• Information provided
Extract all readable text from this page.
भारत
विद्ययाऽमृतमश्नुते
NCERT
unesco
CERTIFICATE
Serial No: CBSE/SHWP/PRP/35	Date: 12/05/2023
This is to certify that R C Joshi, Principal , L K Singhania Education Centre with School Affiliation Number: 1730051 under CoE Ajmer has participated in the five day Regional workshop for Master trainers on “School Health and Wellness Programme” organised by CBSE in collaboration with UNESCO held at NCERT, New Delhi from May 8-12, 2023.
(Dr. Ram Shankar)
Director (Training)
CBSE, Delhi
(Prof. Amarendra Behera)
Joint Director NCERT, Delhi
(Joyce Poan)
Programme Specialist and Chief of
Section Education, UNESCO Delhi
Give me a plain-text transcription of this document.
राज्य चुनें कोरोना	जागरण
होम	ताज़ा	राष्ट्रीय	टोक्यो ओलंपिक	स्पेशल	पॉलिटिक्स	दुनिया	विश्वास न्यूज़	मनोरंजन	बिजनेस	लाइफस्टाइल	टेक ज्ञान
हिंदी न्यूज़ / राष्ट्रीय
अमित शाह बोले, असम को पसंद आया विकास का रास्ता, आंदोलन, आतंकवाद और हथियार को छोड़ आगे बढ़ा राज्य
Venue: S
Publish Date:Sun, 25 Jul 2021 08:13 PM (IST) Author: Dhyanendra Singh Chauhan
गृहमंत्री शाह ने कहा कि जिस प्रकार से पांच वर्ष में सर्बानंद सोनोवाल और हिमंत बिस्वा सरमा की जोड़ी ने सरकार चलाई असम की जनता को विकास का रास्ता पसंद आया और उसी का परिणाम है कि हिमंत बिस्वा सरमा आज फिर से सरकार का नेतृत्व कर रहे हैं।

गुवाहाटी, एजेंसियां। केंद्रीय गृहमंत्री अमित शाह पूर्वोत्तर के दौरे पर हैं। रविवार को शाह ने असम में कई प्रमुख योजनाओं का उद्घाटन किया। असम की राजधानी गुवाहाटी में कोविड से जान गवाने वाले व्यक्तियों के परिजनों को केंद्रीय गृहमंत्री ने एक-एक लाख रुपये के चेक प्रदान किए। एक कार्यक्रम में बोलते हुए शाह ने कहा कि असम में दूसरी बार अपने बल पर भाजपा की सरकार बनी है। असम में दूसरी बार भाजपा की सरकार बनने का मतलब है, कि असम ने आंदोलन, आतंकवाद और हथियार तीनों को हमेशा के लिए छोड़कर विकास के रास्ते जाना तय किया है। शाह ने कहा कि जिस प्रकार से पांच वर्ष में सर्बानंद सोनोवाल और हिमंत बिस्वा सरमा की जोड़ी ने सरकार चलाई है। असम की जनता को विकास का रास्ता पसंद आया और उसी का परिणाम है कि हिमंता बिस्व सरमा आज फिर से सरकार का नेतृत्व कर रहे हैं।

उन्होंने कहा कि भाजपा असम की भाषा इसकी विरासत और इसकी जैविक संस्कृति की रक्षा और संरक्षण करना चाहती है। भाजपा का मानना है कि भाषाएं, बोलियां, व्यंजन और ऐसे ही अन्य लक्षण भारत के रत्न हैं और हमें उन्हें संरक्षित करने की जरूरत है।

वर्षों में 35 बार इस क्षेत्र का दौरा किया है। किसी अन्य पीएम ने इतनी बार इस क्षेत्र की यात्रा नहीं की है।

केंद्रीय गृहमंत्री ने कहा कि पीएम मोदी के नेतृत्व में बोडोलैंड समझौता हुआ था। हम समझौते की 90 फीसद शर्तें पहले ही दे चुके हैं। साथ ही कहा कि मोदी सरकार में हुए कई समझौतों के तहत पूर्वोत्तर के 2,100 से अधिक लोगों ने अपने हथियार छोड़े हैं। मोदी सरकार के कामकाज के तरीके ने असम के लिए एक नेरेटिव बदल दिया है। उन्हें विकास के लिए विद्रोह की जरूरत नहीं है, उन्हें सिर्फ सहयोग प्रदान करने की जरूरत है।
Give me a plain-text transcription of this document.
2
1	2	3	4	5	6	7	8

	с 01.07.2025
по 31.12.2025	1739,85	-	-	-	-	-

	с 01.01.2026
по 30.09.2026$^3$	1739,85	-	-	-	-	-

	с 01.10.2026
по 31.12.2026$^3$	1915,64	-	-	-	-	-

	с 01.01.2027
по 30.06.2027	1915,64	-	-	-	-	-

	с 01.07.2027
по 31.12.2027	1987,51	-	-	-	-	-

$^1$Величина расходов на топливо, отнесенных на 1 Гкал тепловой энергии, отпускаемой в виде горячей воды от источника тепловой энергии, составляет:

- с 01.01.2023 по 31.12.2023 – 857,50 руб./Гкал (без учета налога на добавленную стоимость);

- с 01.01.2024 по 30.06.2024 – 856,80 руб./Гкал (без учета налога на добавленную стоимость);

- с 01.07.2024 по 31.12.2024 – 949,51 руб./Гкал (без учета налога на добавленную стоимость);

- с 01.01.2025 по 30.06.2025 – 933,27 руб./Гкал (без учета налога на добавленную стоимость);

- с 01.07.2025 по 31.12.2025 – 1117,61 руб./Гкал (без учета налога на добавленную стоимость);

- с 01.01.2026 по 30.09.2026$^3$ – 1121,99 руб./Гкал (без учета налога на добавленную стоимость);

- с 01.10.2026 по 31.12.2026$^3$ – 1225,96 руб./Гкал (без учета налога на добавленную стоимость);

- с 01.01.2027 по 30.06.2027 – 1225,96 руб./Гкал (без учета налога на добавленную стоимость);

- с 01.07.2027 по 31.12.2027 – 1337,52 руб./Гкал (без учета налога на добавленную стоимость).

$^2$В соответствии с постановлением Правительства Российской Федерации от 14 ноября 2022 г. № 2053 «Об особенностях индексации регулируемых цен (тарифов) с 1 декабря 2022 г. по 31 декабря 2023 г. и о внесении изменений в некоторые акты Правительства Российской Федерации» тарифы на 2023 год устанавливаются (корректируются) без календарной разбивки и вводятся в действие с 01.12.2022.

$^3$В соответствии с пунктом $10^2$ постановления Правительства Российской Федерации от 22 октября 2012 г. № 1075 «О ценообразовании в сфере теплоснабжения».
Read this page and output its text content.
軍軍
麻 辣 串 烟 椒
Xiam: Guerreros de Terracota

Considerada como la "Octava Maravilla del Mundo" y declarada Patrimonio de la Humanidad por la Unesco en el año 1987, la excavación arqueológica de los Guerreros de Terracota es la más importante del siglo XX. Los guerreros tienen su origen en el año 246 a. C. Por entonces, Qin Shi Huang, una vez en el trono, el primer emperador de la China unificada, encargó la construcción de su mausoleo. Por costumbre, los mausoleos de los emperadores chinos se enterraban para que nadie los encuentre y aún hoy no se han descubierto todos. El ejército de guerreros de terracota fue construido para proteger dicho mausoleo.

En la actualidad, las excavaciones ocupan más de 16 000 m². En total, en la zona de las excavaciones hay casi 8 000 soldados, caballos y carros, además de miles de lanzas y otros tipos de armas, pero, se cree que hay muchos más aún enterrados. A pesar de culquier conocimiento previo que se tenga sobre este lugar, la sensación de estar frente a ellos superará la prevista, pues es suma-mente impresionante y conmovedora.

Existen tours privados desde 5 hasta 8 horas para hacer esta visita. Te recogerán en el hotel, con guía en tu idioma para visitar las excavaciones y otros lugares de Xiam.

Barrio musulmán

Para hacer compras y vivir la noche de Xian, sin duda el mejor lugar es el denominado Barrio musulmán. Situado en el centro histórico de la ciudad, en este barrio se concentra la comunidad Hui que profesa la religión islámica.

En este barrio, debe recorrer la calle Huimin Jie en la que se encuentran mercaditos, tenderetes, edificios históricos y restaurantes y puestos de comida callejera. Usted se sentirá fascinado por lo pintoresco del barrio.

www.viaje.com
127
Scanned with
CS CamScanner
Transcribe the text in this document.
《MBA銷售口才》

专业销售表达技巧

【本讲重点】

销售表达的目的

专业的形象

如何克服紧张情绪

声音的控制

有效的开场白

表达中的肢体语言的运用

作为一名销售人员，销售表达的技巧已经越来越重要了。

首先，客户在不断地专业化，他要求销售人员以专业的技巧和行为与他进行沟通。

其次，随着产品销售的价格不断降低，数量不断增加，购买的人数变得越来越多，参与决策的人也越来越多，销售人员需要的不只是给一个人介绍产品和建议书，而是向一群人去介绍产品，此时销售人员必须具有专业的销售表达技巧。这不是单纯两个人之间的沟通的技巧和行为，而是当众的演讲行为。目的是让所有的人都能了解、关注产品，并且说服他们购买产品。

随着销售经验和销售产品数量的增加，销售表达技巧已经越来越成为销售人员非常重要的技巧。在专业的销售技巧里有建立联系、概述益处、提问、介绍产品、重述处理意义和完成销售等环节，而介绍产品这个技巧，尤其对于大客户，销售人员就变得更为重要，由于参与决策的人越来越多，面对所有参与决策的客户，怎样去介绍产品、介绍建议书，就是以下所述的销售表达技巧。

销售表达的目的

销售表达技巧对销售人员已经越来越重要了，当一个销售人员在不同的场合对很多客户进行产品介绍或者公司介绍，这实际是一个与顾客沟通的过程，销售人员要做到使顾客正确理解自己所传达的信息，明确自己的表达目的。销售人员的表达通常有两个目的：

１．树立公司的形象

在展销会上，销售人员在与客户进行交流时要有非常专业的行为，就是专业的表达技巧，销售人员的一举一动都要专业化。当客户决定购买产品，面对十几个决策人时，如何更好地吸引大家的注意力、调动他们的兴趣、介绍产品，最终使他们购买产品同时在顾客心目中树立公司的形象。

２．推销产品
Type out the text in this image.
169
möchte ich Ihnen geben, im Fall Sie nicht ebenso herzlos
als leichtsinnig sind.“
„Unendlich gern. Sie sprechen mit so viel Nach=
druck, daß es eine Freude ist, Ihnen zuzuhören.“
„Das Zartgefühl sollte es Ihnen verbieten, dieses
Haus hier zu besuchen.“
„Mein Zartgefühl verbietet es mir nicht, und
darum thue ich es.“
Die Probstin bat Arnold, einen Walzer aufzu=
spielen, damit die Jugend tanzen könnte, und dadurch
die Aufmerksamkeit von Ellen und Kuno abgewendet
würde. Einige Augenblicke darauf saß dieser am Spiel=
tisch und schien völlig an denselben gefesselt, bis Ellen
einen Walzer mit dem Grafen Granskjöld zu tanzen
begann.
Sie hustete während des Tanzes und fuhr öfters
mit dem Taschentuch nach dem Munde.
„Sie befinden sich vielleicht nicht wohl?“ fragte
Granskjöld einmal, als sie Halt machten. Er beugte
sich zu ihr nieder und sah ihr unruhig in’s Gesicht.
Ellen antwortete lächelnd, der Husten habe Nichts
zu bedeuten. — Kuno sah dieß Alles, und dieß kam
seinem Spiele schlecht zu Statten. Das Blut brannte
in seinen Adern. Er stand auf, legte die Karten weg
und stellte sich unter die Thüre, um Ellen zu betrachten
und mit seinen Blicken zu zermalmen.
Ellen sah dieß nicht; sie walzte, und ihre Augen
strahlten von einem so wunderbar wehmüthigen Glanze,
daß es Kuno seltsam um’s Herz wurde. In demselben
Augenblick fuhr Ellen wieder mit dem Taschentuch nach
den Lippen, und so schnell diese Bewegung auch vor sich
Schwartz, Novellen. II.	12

• Instruction
Copy out the lines in which the string "добавленную" appears.

• The result
- с 01.01.2023 по 31.12.2023 – 857,50 руб./Гкал (без учета налога на добавленную стоимость);
- с 01.01.2024 по 30.06.2024 – 856,80 руб./Гкал (без учета налога на добавленную стоимость);
- с 01.07.2024 по 31.12.2024 – 949,51 руб./Гкал (без учета налога на добавленную стоимость);
- с 01.01.2025 по 30.06.2025 – 933,27 руб./Гкал (без учета налога на добавленную стоимость);
- с 01.07.2025 по 31.12.2025 – 1117,61 руб./Гкал (без учета налога на добавленную стоимость);
- с 01.01.2026 по 30.09.2026$^3$ – 1121,99 руб./Гкал (без учета налога на добавленную стоимость);
- с 01.10.2026 по 31.12.2026$^3$ – 1225,96 руб./Гкал (без учета налога на добавленную стоимость);
- с 01.01.2027 по 30.06.2027 – 1225,96 руб./Гкал (без учета налога на добавленную стоимость);
- с 01.07.2027 по 31.12.2027 – 1337,52 руб./Гкал (без учета налога на добавленную стоимость).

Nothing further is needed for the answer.